━━━━━ Data for the task

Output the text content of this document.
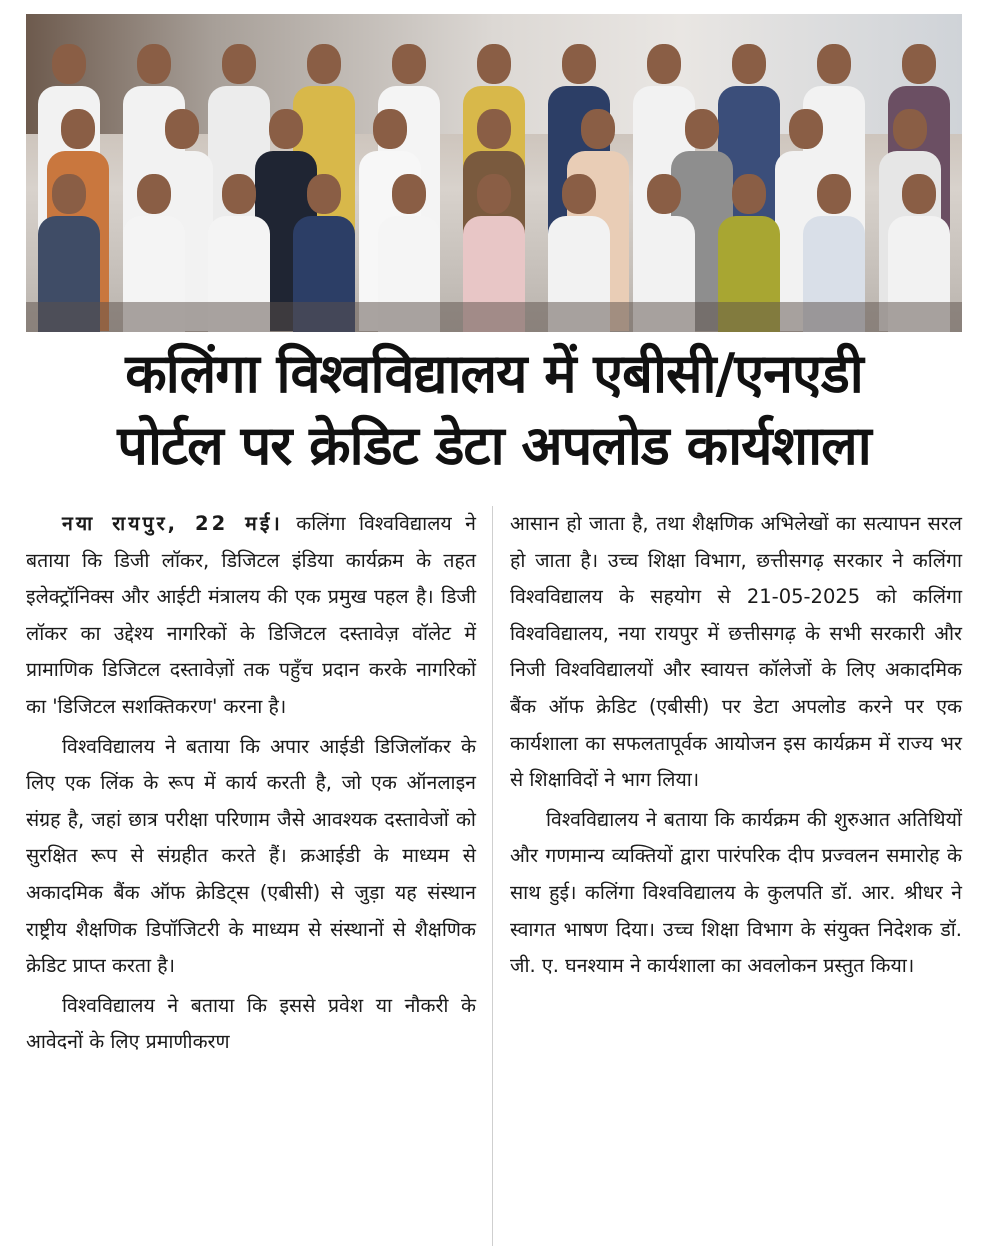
कलिंगा विश्वविद्यालय में एबीसी/एनएडी
पोर्टल पर क्रेडिट डेटा अपलोड कार्यशाला

नया रायपुर, 22 मई। कलिंगा विश्वविद्यालय ने बताया कि डिजी लॉकर, डिजिटल इंडिया कार्यक्रम के तहत इलेक्ट्रॉनिक्स और आईटी मंत्रालय की एक प्रमुख पहल है। डिजी लॉकर का उद्देश्य नागरिकों के डिजिटल दस्तावेज़ वॉलेट में प्रामाणिक डिजिटल दस्तावेज़ों तक पहुँच प्रदान करके नागरिकों का 'डिजिटल सशक्तिकरण' करना है।

विश्वविद्यालय ने बताया कि अपार आईडी डिजिलॉकर के लिए एक लिंक के रूप में कार्य करती है, जो एक ऑनलाइन संग्रह है, जहां छात्र परीक्षा परिणाम जैसे आवश्यक दस्तावेजों को सुरक्षित रूप से संग्रहीत करते हैं। क्रआईडी के माध्यम से अकादमिक बैंक ऑफ क्रेडिट्स (एबीसी) से जुड़ा यह संस्थान राष्ट्रीय शैक्षणिक डिपॉजिटरी के माध्यम से संस्थानों से शैक्षणिक क्रेडिट प्राप्त करता है।

विश्वविद्यालय ने बताया कि इससे प्रवेश या नौकरी के आवेदनों के लिए प्रमाणीकरण

आसान हो जाता है, तथा शैक्षणिक अभिलेखों का सत्यापन सरल हो जाता है। उच्च शिक्षा विभाग, छत्तीसगढ़ सरकार ने कलिंगा विश्वविद्यालय के सहयोग से 21-05-2025 को कलिंगा विश्वविद्यालय, नया रायपुर में छत्तीसगढ़ के सभी सरकारी और निजी विश्वविद्यालयों और स्वायत्त कॉलेजों के लिए अकादमिक बैंक ऑफ क्रेडिट (एबीसी) पर डेटा अपलोड करने पर एक कार्यशाला का सफलतापूर्वक आयोजन इस कार्यक्रम में राज्य भर से शिक्षाविदों ने भाग लिया।

विश्वविद्यालय ने बताया कि कार्यक्रम की शुरुआत अतिथियों और गणमान्य व्यक्तियों द्वारा पारंपरिक दीप प्रज्वलन समारोह के साथ हुई। कलिंगा विश्वविद्यालय के कुलपति डॉ. आर. श्रीधर ने स्वागत भाषण दिया। उच्च शिक्षा विभाग के संयुक्त निदेशक डॉ. जी. ए. घनश्याम ने कार्यशाला का अवलोकन प्रस्तुत किया।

━━━━━━━━━━

_What the task asks_.
Exclude the pictures. Write out the remaining data exactly.

_Result of the exercise_.
Output the text content of this document.
कलिंगा विश्वविद्यालय में एबीसी/एनएडी
पोर्टल पर क्रेडिट डेटा अपलोड कार्यशाला

नया रायपुर, 22 मई। कलिंगा विश्वविद्यालय ने बताया कि डिजी लॉकर, डिजिटल इंडिया कार्यक्रम के तहत इलेक्ट्रॉनिक्स और आईटी मंत्रालय की एक प्रमुख पहल है। डिजी लॉकर का उद्देश्य नागरिकों के डिजिटल दस्तावेज़ वॉलेट में प्रामाणिक डिजिटल दस्तावेज़ों तक पहुँच प्रदान करके नागरिकों का 'डिजिटल सशक्तिकरण' करना है।

विश्वविद्यालय ने बताया कि अपार आईडी डिजिलॉकर के लिए एक लिंक के रूप में कार्य करती है, जो एक ऑनलाइन संग्रह है, जहां छात्र परीक्षा परिणाम जैसे आवश्यक दस्तावेजों को सुरक्षित रूप से संग्रहीत करते हैं। क्रआईडी के माध्यम से अकादमिक बैंक ऑफ क्रेडिट्स (एबीसी) से जुड़ा यह संस्थान राष्ट्रीय शैक्षणिक डिपॉजिटरी के माध्यम से संस्थानों से शैक्षणिक क्रेडिट प्राप्त करता है।

विश्वविद्यालय ने बताया कि इससे प्रवेश या नौकरी के आवेदनों के लिए प्रमाणीकरण

आसान हो जाता है, तथा शैक्षणिक अभिलेखों का सत्यापन सरल हो जाता है। उच्च शिक्षा विभाग, छत्तीसगढ़ सरकार ने कलिंगा विश्वविद्यालय के सहयोग से 21-05-2025 को कलिंगा विश्वविद्यालय, नया रायपुर में छत्तीसगढ़ के सभी सरकारी और निजी विश्वविद्यालयों और स्वायत्त कॉलेजों के लिए अकादमिक बैंक ऑफ क्रेडिट (एबीसी) पर डेटा अपलोड करने पर एक कार्यशाला का सफलतापूर्वक आयोजन इस कार्यक्रम में राज्य भर से शिक्षाविदों ने भाग लिया।

विश्वविद्यालय ने बताया कि कार्यक्रम की शुरुआत अतिथियों और गणमान्य व्यक्तियों द्वारा पारंपरिक दीप प्रज्वलन समारोह के साथ हुई। कलिंगा विश्वविद्यालय के कुलपति डॉ. आर. श्रीधर ने स्वागत भाषण दिया। उच्च शिक्षा विभाग के संयुक्त निदेशक डॉ. जी. ए. घनश्याम ने कार्यशाला का अवलोकन प्रस्तुत किया।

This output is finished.